**What is being asked:** Please restate the following records word for word.

==== Dataset content ====

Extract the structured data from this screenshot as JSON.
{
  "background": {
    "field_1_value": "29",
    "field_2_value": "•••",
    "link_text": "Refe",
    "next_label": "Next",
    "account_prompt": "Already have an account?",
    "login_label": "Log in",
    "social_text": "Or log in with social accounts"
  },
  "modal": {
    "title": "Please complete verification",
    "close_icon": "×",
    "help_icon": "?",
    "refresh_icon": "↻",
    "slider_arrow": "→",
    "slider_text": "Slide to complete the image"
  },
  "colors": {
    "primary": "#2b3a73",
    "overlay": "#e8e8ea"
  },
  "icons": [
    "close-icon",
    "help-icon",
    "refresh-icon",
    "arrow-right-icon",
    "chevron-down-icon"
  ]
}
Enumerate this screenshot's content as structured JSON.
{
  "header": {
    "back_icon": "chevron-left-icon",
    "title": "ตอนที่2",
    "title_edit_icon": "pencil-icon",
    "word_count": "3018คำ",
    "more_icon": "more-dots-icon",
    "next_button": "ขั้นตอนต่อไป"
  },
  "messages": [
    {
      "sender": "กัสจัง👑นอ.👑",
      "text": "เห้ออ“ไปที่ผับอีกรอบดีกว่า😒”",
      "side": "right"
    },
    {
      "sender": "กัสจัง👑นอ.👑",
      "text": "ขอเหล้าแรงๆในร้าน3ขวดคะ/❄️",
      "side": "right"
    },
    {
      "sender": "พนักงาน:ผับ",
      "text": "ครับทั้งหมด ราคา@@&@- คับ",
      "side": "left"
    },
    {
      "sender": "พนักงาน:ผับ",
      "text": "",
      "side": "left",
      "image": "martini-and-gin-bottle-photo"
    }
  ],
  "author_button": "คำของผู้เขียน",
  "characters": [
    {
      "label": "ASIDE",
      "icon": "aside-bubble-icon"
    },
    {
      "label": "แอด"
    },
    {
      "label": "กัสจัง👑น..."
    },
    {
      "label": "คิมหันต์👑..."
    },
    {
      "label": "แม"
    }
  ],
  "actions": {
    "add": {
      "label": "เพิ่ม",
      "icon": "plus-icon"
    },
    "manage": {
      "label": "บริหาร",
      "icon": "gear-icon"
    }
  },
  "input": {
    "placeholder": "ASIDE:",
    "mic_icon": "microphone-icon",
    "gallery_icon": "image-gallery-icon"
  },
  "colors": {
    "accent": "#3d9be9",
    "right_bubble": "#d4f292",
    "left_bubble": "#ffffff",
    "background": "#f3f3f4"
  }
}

====

**Correct output:**
Extract the structured data from this screenshot as JSON.
{
  "background": {
    "field_1_value": "29",
    "field_2_value": "•••",
    "link_text": "Refe",
    "next_label": "Next",
    "account_prompt": "Already have an account?",
    "login_label": "Log in",
    "social_text": "Or log in with social accounts"
  },
  "modal": {
    "title": "Please complete verification",
    "close_icon": "×",
    "help_icon": "?",
    "refresh_icon": "↻",
    "slider_arrow": "→",
    "slider_text": "Slide to complete the image"
  },
  "colors": {
    "primary": "#2b3a73",
    "overlay": "#e8e8ea"
  },
  "icons": [
    "close-icon",
    "help-icon",
    "refresh-icon",
    "arrow-right-icon",
    "chevron-down-icon"
  ]
}
Enumerate this screenshot's content as structured JSON.
{
  "header": {
    "back_icon": "chevron-left-icon",
    "title": "ตอนที่2",
    "title_edit_icon": "pencil-icon",
    "word_count": "3018คำ",
    "more_icon": "more-dots-icon",
    "next_button": "ขั้นตอนต่อไป"
  },
  "messages": [
    {
      "sender": "กัสจัง👑นอ.👑",
      "text": "เห้ออ“ไปที่ผับอีกรอบดีกว่า😒”",
      "side": "right"
    },
    {
      "sender": "กัสจัง👑นอ.👑",
      "text": "ขอเหล้าแรงๆในร้าน3ขวดคะ/❄️",
      "side": "right"
    },
    {
      "sender": "พนักงาน:ผับ",
      "text": "ครับทั้งหมด ราคา@@&@- คับ",
      "side": "left"
    },
    {
      "sender": "พนักงาน:ผับ",
      "text": "",
      "side": "left",
      "image": "martini-and-gin-bottle-photo"
    }
  ],
  "author_button": "คำของผู้เขียน",
  "characters": [
    {
      "label": "ASIDE",
      "icon": "aside-bubble-icon"
    },
    {
      "label": "แอด"
    },
    {
      "label": "กัสจัง👑น..."
    },
    {
      "label": "คิมหันต์👑..."
    },
    {
      "label": "แม"
    }
  ],
  "actions": {
    "add": {
      "label": "เพิ่ม",
      "icon": "plus-icon"
    },
    "manage": {
      "label": "บริหาร",
      "icon": "gear-icon"
    }
  },
  "input": {
    "placeholder": "ASIDE:",
    "mic_icon": "microphone-icon",
    "gallery_icon": "image-gallery-icon"
  },
  "colors": {
    "accent": "#3d9be9",
    "right_bubble": "#d4f292",
    "left_bubble": "#ffffff",
    "background": "#f3f3f4"
  }
}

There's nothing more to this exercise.